[Start]
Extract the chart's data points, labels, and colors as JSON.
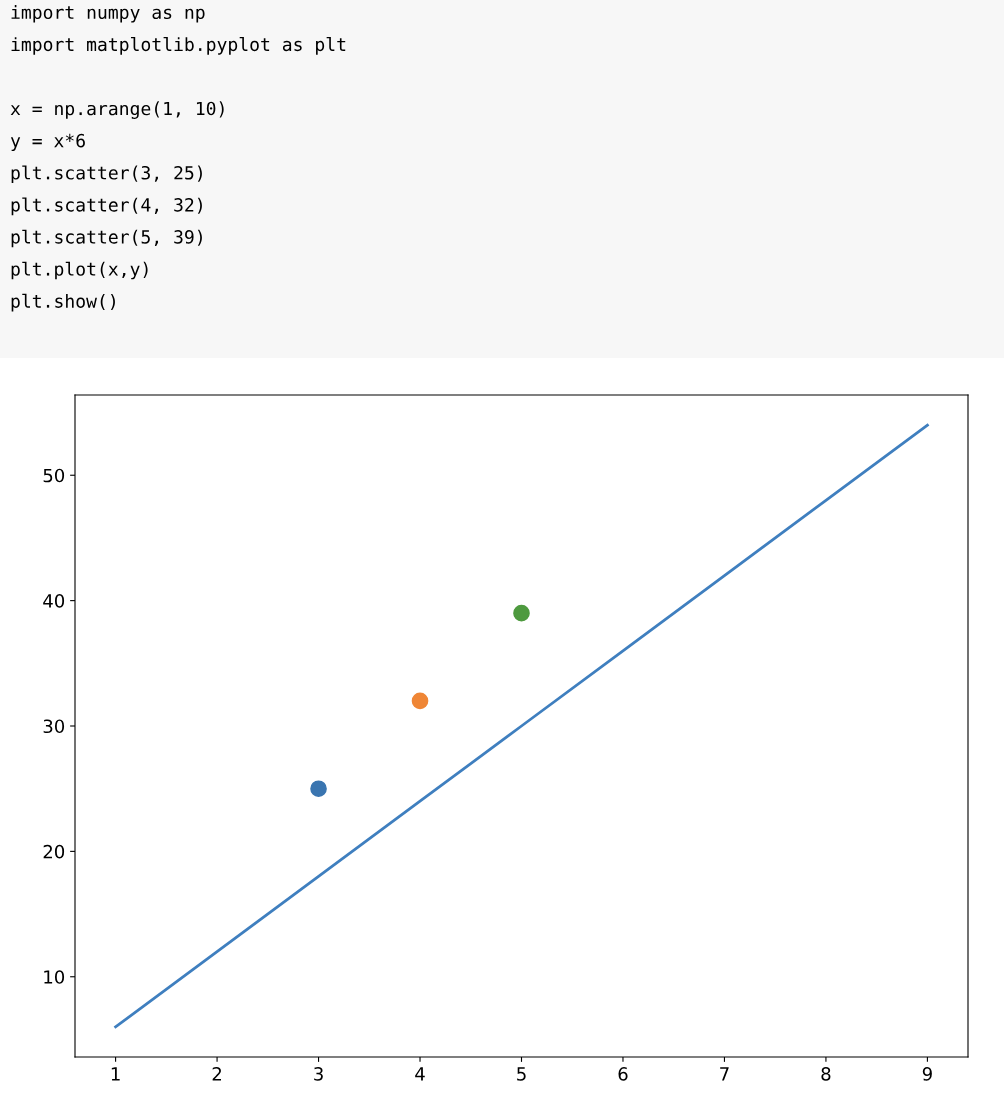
{
  "chart_data": {
    "type": "line",
    "annotations": [
      "import numpy as np\nimport matplotlib.pyplot as plt\n\nx = np.arange(1, 10)\ny = x*6\nplt.scatter(3, 25)\nplt.scatter(4, 32)\nplt.scatter(5, 39)\nplt.plot(x,y)\nplt.show()"
    ],
    "series": [
      {
        "color": "#3f7fbf",
        "x": [
          1,
          2,
          3,
          4,
          5,
          6,
          7,
          8,
          9
        ],
        "values": [
          6,
          12,
          18,
          24,
          30,
          36,
          42,
          48,
          54
        ]
      },
      {
        "type": "scatter",
        "marker": "circle",
        "color": "#3a75b0",
        "x": [
          3
        ],
        "values": [
          25
        ]
      },
      {
        "type": "scatter",
        "marker": "circle",
        "color": "#ef8636",
        "x": [
          4
        ],
        "values": [
          32
        ]
      },
      {
        "type": "scatter",
        "marker": "circle",
        "color": "#4e9a3f",
        "x": [
          5
        ],
        "values": [
          39
        ]
      }
    ],
    "line_style": "solid",
    "xlim": [
      0.6,
      9.4
    ],
    "xticks": [
      1,
      2,
      3,
      4,
      5,
      6,
      7,
      8,
      9
    ],
    "ylim": [
      3.6,
      56.4
    ],
    "yticks": [
      10,
      20,
      30,
      40,
      50
    ]
  }
}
[End]
### What to do
Repeat the records above verbatim, with no pictures in the result.

### Result below
Extract the chart's data points, labels, and colors as JSON.
{
  "chart_data": {
    "type": "line",
    "annotations": [
      "import numpy as np\nimport matplotlib.pyplot as plt\n\nx = np.arange(1, 10)\ny = x*6\nplt.scatter(3, 25)\nplt.scatter(4, 32)\nplt.scatter(5, 39)\nplt.plot(x,y)\nplt.show()"
    ],
    "series": [
      {
        "color": "#3f7fbf",
        "x": [
          1,
          2,
          3,
          4,
          5,
          6,
          7,
          8,
          9
        ],
        "values": [
          6,
          12,
          18,
          24,
          30,
          36,
          42,
          48,
          54
        ]
      },
      {
        "type": "scatter",
        "marker": "circle",
        "color": "#3a75b0",
        "x": [
          3
        ],
        "values": [
          25
        ]
      },
      {
        "type": "scatter",
        "marker": "circle",
        "color": "#ef8636",
        "x": [
          4
        ],
        "values": [
          32
        ]
      },
      {
        "type": "scatter",
        "marker": "circle",
        "color": "#4e9a3f",
        "x": [
          5
        ],
        "values": [
          39
        ]
      }
    ],
    "line_style": "solid",
    "xlim": [
      0.6,
      9.4
    ],
    "xticks": [
      1,
      2,
      3,
      4,
      5,
      6,
      7,
      8,
      9
    ],
    "ylim": [
      3.6,
      56.4
    ],
    "yticks": [
      10,
      20,
      30,
      40,
      50
    ]
  }
}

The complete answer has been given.